Go through the data below and copy it exactly, skipping every picture.

------------------------------------------------

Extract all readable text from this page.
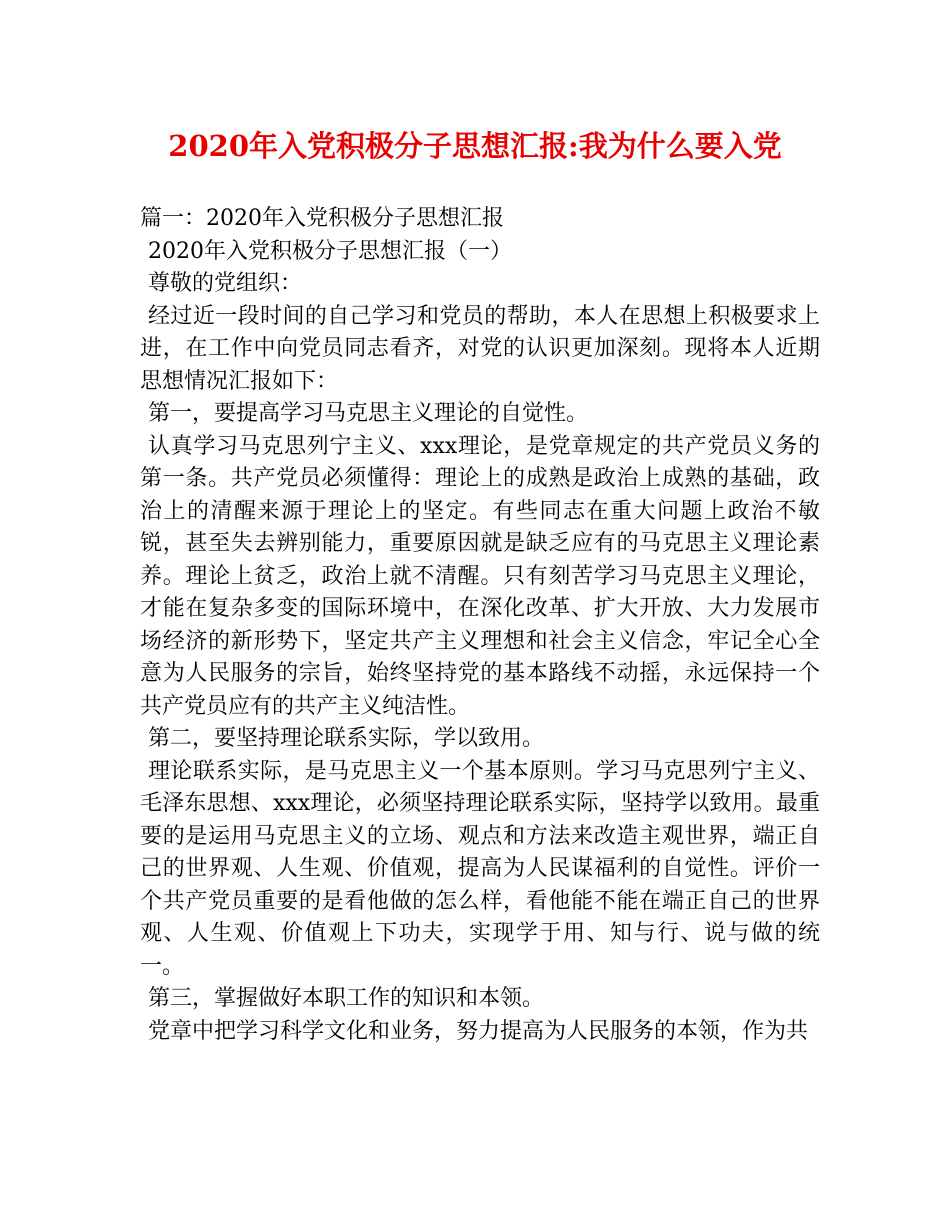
2020年入党积极分子思想汇报:我为什么要入党

篇一：2020年入党积极分子思想汇报

2020年入党积极分子思想汇报（一）

尊敬的党组织：

经过近一段时间的自己学习和党员的帮助，本人在思想上积极要求上进，在工作中向党员同志看齐，对党的认识更加深刻。现将本人近期思想情况汇报如下：

第一，要提高学习马克思主义理论的自觉性。

认真学习马克思列宁主义、xxx理论，是党章规定的共产党员义务的第一条。共产党员必须懂得：理论上的成熟是政治上成熟的基础，政治上的清醒来源于理论上的坚定。有些同志在重大问题上政治不敏锐，甚至失去辨别能力，重要原因就是缺乏应有的马克思主义理论素养。理论上贫乏，政治上就不清醒。只有刻苦学习马克思主义理论，才能在复杂多变的国际环境中，在深化改革、扩大开放、大力发展市场经济的新形势下，坚定共产主义理想和社会主义信念，牢记全心全意为人民服务的宗旨，始终坚持党的基本路线不动摇，永远保持一个共产党员应有的共产主义纯洁性。

第二，要坚持理论联系实际，学以致用。

理论联系实际，是马克思主义一个基本原则。学习马克思列宁主义、毛泽东思想、xxx理论，必须坚持理论联系实际，坚持学以致用。最重要的是运用马克思主义的立场、观点和方法来改造主观世界，端正自己的世界观、人生观、价值观，提高为人民谋福利的自觉性。评价一个共产党员重要的是看他做的怎么样，看他能不能在端正自己的世界观、人生观、价值观上下功夫，实现学于用、知与行、说与做的统一。

第三，掌握做好本职工作的知识和本领。

党章中把学习科学文化和业务，努力提高为人民服务的本领，作为共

------------------------------------------------

▸ **The reply**:
Extract all readable text from this page.
2020年入党积极分子思想汇报:我为什么要入党

篇一：2020年入党积极分子思想汇报

2020年入党积极分子思想汇报（一）

尊敬的党组织：

经过近一段时间的自己学习和党员的帮助，本人在思想上积极要求上进，在工作中向党员同志看齐，对党的认识更加深刻。现将本人近期思想情况汇报如下：

第一，要提高学习马克思主义理论的自觉性。

认真学习马克思列宁主义、xxx理论，是党章规定的共产党员义务的第一条。共产党员必须懂得：理论上的成熟是政治上成熟的基础，政治上的清醒来源于理论上的坚定。有些同志在重大问题上政治不敏锐，甚至失去辨别能力，重要原因就是缺乏应有的马克思主义理论素养。理论上贫乏，政治上就不清醒。只有刻苦学习马克思主义理论，才能在复杂多变的国际环境中，在深化改革、扩大开放、大力发展市场经济的新形势下，坚定共产主义理想和社会主义信念，牢记全心全意为人民服务的宗旨，始终坚持党的基本路线不动摇，永远保持一个共产党员应有的共产主义纯洁性。

第二，要坚持理论联系实际，学以致用。

理论联系实际，是马克思主义一个基本原则。学习马克思列宁主义、毛泽东思想、xxx理论，必须坚持理论联系实际，坚持学以致用。最重要的是运用马克思主义的立场、观点和方法来改造主观世界，端正自己的世界观、人生观、价值观，提高为人民谋福利的自觉性。评价一个共产党员重要的是看他做的怎么样，看他能不能在端正自己的世界观、人生观、价值观上下功夫，实现学于用、知与行、说与做的统一。

第三，掌握做好本职工作的知识和本领。

党章中把学习科学文化和业务，努力提高为人民服务的本领，作为共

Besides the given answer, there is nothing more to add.